Structured figure records:
+---+

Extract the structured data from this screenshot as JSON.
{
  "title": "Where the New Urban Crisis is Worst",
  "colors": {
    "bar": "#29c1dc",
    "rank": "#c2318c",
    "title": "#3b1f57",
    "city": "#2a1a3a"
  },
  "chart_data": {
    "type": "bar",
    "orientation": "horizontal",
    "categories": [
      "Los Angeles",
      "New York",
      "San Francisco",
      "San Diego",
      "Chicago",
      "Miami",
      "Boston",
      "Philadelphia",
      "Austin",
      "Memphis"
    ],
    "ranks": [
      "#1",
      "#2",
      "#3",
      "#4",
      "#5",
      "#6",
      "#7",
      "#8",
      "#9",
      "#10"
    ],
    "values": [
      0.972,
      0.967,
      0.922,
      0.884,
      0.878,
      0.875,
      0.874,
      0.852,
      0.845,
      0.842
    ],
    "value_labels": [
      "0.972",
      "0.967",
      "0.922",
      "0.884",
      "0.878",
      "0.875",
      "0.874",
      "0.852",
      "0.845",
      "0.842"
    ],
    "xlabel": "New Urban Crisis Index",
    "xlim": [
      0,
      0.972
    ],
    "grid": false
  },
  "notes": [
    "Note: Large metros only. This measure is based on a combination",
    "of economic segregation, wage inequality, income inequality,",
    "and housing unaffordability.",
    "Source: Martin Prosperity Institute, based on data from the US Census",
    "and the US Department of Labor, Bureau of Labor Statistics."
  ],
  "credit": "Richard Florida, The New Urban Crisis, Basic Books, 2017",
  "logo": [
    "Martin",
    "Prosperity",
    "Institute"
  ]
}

+---+

## Task goal
Your task is to repeat the data exactly, with nothing left out.

## Task response
Extract the structured data from this screenshot as JSON.
{
  "title": "Where the New Urban Crisis is Worst",
  "colors": {
    "bar": "#29c1dc",
    "rank": "#c2318c",
    "title": "#3b1f57",
    "city": "#2a1a3a"
  },
  "chart_data": {
    "type": "bar",
    "orientation": "horizontal",
    "categories": [
      "Los Angeles",
      "New York",
      "San Francisco",
      "San Diego",
      "Chicago",
      "Miami",
      "Boston",
      "Philadelphia",
      "Austin",
      "Memphis"
    ],
    "ranks": [
      "#1",
      "#2",
      "#3",
      "#4",
      "#5",
      "#6",
      "#7",
      "#8",
      "#9",
      "#10"
    ],
    "values": [
      0.972,
      0.967,
      0.922,
      0.884,
      0.878,
      0.875,
      0.874,
      0.852,
      0.845,
      0.842
    ],
    "value_labels": [
      "0.972",
      "0.967",
      "0.922",
      "0.884",
      "0.878",
      "0.875",
      "0.874",
      "0.852",
      "0.845",
      "0.842"
    ],
    "xlabel": "New Urban Crisis Index",
    "xlim": [
      0,
      0.972
    ],
    "grid": false
  },
  "notes": [
    "Note: Large metros only. This measure is based on a combination",
    "of economic segregation, wage inequality, income inequality,",
    "and housing unaffordability.",
    "Source: Martin Prosperity Institute, based on data from the US Census",
    "and the US Department of Labor, Bureau of Labor Statistics."
  ],
  "credit": "Richard Florida, The New Urban Crisis, Basic Books, 2017",
  "logo": [
    "Martin",
    "Prosperity",
    "Institute"
  ]
}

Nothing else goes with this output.